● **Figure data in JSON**

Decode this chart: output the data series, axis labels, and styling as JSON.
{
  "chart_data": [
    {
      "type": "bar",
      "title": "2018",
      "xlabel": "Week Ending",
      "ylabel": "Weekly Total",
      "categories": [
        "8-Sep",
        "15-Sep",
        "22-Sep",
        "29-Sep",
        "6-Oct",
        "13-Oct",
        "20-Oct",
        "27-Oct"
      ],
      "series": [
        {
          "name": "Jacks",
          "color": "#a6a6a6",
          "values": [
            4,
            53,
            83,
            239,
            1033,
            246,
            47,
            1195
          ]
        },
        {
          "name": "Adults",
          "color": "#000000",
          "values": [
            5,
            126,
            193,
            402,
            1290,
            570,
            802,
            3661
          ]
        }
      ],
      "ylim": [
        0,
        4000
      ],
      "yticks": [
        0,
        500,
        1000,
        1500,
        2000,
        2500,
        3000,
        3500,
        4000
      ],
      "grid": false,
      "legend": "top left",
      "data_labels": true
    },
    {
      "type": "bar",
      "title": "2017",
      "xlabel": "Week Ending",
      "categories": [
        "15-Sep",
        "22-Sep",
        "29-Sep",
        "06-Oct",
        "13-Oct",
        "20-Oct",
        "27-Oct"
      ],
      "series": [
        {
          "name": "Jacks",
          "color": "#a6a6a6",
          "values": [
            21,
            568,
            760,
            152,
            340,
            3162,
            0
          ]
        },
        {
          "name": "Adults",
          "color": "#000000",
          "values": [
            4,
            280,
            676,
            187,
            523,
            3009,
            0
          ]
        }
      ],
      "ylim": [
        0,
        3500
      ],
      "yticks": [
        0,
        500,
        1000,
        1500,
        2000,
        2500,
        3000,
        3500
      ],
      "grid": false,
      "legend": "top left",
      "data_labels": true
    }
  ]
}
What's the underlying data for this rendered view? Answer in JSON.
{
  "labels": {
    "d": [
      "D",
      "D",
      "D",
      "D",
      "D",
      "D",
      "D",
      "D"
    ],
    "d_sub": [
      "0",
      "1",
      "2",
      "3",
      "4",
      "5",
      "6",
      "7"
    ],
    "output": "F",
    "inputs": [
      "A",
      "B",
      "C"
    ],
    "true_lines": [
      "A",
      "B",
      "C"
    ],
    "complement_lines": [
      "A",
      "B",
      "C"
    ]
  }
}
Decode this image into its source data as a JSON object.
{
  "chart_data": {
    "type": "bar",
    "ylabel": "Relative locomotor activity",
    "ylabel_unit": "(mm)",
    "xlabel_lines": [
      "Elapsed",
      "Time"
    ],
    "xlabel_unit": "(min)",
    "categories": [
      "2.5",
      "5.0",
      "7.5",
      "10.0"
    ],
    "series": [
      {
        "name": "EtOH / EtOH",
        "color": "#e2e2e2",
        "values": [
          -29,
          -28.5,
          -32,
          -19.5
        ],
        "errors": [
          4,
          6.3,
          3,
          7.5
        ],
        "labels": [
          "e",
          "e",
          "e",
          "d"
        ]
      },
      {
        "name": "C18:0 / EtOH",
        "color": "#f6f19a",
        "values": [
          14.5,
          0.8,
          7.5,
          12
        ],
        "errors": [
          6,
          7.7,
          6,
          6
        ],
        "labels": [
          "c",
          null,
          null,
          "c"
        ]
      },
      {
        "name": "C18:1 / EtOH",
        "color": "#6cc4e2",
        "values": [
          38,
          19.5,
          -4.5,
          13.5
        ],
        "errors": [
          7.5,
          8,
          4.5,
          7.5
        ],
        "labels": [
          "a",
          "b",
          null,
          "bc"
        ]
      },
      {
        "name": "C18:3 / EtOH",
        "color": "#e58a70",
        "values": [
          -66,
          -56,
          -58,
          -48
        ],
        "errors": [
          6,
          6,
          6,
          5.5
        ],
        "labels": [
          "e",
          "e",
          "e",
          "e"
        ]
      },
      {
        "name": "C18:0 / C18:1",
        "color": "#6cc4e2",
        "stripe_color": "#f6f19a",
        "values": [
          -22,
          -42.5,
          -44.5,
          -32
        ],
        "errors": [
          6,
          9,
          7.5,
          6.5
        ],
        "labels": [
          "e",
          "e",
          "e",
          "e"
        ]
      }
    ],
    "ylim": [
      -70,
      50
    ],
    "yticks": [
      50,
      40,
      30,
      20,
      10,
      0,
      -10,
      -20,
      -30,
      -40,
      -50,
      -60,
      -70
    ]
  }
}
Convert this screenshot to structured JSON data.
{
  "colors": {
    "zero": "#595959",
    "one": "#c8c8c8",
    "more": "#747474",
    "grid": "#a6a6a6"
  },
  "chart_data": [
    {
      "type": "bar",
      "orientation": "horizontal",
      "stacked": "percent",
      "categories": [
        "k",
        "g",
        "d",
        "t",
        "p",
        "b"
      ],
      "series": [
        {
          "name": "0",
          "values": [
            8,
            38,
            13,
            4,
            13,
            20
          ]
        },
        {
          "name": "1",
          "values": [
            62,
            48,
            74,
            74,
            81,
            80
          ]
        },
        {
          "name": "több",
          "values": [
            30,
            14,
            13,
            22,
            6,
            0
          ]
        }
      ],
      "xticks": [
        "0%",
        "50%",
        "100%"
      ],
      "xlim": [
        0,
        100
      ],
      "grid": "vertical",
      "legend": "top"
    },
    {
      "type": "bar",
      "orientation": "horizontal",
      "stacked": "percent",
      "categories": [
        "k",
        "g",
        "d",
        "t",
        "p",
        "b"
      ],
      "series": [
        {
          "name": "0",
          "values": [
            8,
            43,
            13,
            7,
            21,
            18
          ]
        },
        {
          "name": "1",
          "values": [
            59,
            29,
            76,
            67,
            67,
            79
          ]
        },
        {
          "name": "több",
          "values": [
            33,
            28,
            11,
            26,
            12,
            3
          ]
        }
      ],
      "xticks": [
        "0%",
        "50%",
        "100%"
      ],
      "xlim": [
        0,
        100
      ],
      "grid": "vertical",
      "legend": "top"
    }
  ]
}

● **Aim**
Lines containing the string "EtOH" are to be selected and copied.

● **Result of the exercise**
        "name": "EtOH / EtOH",
        "name": "C18:0 / EtOH",
        "name": "C18:1 / EtOH",
        "name": "C18:3 / EtOH",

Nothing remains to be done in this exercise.